*GIVEN TASK*: Below is a block of records. Copy every line in it that contains the word "structure".
————
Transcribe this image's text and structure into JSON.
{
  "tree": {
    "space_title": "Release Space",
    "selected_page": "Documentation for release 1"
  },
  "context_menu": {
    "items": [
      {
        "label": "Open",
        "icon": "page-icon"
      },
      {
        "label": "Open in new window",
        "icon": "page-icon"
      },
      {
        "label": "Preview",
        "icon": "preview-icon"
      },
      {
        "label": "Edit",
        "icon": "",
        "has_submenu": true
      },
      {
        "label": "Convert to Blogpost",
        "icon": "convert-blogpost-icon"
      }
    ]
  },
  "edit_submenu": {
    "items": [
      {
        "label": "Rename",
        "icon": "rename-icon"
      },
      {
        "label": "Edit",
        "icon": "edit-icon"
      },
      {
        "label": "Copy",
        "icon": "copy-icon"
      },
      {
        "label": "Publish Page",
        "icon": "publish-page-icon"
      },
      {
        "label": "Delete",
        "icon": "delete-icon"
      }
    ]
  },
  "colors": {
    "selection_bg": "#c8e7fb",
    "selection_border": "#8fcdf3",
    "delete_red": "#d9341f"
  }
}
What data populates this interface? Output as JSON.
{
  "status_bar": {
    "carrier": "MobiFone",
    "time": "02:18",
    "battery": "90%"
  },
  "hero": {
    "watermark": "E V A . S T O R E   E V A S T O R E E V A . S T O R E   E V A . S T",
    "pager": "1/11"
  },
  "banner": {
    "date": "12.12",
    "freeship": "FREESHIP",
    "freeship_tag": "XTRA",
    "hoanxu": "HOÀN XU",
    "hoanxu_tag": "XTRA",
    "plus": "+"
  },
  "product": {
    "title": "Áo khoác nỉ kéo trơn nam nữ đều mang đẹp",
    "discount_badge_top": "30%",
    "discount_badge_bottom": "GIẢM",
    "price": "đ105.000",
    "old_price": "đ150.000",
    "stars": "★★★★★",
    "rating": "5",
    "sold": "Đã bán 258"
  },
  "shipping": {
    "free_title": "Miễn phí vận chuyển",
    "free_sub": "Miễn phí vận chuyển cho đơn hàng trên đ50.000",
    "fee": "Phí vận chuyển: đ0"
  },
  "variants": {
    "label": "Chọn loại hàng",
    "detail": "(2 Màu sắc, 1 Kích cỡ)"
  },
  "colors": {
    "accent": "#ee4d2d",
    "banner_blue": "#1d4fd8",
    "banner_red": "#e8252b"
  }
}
————
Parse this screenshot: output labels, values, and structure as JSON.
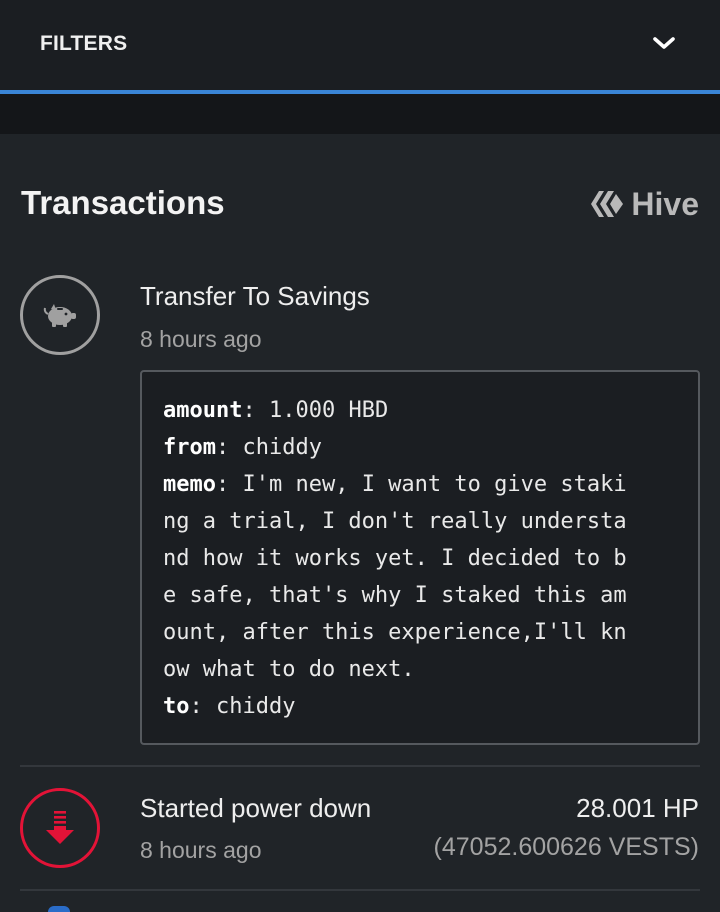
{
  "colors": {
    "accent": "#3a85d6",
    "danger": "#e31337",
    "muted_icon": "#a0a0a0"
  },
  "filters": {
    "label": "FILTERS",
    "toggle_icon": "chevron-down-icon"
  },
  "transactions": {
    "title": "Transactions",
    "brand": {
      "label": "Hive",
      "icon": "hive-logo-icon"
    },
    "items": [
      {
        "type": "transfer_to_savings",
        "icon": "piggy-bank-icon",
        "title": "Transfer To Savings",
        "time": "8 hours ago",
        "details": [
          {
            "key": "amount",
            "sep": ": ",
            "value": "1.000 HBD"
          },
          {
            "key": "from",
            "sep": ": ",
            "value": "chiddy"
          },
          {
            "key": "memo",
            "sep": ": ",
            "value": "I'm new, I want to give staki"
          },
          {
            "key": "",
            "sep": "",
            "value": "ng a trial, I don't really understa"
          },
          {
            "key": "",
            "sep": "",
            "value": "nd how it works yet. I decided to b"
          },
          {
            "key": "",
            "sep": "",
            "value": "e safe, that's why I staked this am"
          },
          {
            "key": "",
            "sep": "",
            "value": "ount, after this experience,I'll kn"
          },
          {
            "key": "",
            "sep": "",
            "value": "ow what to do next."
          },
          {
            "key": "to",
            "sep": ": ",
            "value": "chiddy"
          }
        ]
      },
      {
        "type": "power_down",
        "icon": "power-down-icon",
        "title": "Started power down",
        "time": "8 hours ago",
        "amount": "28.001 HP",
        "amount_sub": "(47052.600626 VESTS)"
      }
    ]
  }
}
————
*SOLUTION*:
Transcribe this image's text and structure into JSON.
Parse this screenshot: output labels, values, and structure as JSON.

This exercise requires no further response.